* begin *

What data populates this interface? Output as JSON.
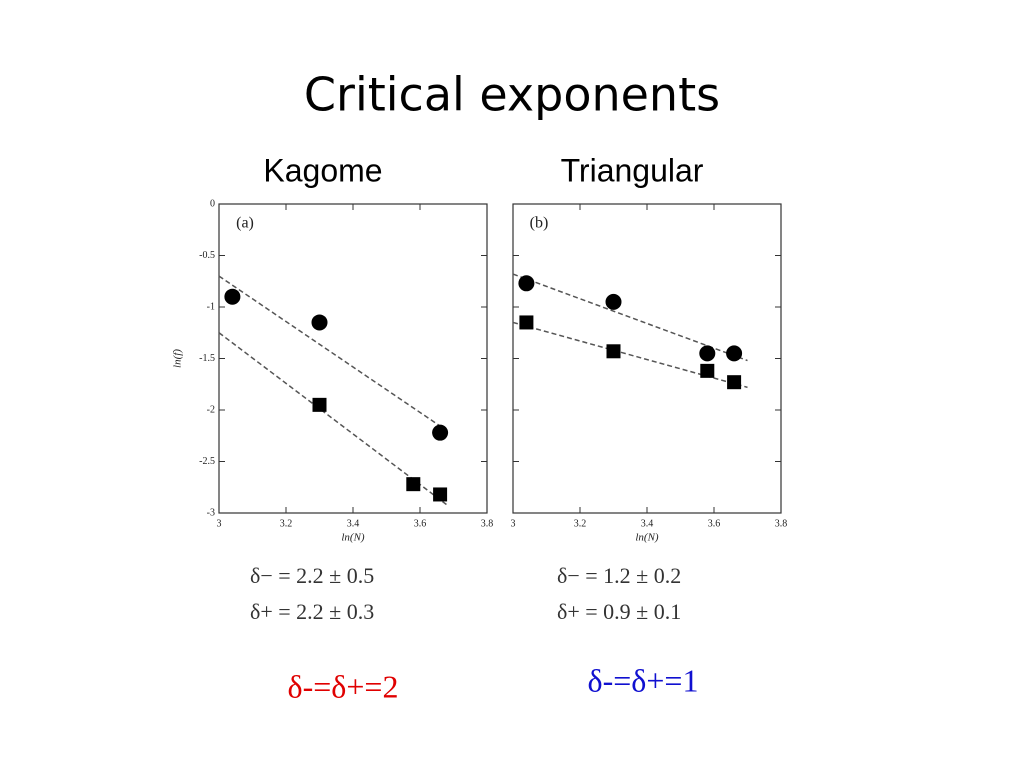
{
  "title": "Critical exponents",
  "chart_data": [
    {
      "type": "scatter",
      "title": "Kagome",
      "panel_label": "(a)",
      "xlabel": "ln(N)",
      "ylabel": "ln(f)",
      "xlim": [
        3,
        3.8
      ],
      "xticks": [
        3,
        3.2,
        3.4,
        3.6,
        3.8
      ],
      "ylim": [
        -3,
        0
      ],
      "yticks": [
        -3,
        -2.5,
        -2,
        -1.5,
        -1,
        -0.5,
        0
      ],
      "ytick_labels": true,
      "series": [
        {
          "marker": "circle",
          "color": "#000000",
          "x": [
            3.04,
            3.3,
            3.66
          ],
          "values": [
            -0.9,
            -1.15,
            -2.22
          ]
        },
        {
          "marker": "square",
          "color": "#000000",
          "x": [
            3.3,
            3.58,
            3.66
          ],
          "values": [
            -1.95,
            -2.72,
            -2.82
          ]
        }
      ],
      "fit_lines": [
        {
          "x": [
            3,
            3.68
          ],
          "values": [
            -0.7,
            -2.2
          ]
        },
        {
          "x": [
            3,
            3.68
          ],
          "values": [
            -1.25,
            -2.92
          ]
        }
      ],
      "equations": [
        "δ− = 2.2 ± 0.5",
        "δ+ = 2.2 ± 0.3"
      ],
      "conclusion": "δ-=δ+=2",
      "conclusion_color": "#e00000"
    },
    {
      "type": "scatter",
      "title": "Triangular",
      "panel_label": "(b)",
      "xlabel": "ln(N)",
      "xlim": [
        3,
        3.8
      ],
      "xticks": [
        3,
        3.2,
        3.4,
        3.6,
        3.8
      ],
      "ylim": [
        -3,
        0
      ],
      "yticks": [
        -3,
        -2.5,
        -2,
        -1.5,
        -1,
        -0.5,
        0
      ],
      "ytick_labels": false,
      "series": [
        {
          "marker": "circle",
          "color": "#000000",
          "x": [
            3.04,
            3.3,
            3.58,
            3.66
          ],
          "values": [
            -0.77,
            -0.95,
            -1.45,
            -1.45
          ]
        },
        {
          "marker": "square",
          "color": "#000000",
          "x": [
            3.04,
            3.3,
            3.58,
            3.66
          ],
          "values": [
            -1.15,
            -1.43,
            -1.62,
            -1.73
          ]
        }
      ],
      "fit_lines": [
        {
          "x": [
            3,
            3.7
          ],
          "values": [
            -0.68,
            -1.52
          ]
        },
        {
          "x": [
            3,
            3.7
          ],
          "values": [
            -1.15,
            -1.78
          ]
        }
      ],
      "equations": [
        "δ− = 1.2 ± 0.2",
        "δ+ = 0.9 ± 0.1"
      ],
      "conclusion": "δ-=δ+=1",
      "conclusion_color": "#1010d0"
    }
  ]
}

* end *

Written task: Write out the entries above verbatim; the pictures do not belong in your copy.

Output below:
What data populates this interface? Output as JSON.
{
  "title": "Critical exponents",
  "chart_data": [
    {
      "type": "scatter",
      "title": "Kagome",
      "panel_label": "(a)",
      "xlabel": "ln(N)",
      "ylabel": "ln(f)",
      "xlim": [
        3,
        3.8
      ],
      "xticks": [
        3,
        3.2,
        3.4,
        3.6,
        3.8
      ],
      "ylim": [
        -3,
        0
      ],
      "yticks": [
        -3,
        -2.5,
        -2,
        -1.5,
        -1,
        -0.5,
        0
      ],
      "ytick_labels": true,
      "series": [
        {
          "marker": "circle",
          "color": "#000000",
          "x": [
            3.04,
            3.3,
            3.66
          ],
          "values": [
            -0.9,
            -1.15,
            -2.22
          ]
        },
        {
          "marker": "square",
          "color": "#000000",
          "x": [
            3.3,
            3.58,
            3.66
          ],
          "values": [
            -1.95,
            -2.72,
            -2.82
          ]
        }
      ],
      "fit_lines": [
        {
          "x": [
            3,
            3.68
          ],
          "values": [
            -0.7,
            -2.2
          ]
        },
        {
          "x": [
            3,
            3.68
          ],
          "values": [
            -1.25,
            -2.92
          ]
        }
      ],
      "equations": [
        "δ− = 2.2 ± 0.5",
        "δ+ = 2.2 ± 0.3"
      ],
      "conclusion": "δ-=δ+=2",
      "conclusion_color": "#e00000"
    },
    {
      "type": "scatter",
      "title": "Triangular",
      "panel_label": "(b)",
      "xlabel": "ln(N)",
      "xlim": [
        3,
        3.8
      ],
      "xticks": [
        3,
        3.2,
        3.4,
        3.6,
        3.8
      ],
      "ylim": [
        -3,
        0
      ],
      "yticks": [
        -3,
        -2.5,
        -2,
        -1.5,
        -1,
        -0.5,
        0
      ],
      "ytick_labels": false,
      "series": [
        {
          "marker": "circle",
          "color": "#000000",
          "x": [
            3.04,
            3.3,
            3.58,
            3.66
          ],
          "values": [
            -0.77,
            -0.95,
            -1.45,
            -1.45
          ]
        },
        {
          "marker": "square",
          "color": "#000000",
          "x": [
            3.04,
            3.3,
            3.58,
            3.66
          ],
          "values": [
            -1.15,
            -1.43,
            -1.62,
            -1.73
          ]
        }
      ],
      "fit_lines": [
        {
          "x": [
            3,
            3.7
          ],
          "values": [
            -0.68,
            -1.52
          ]
        },
        {
          "x": [
            3,
            3.7
          ],
          "values": [
            -1.15,
            -1.78
          ]
        }
      ],
      "equations": [
        "δ− = 1.2 ± 0.2",
        "δ+ = 0.9 ± 0.1"
      ],
      "conclusion": "δ-=δ+=1",
      "conclusion_color": "#1010d0"
    }
  ]
}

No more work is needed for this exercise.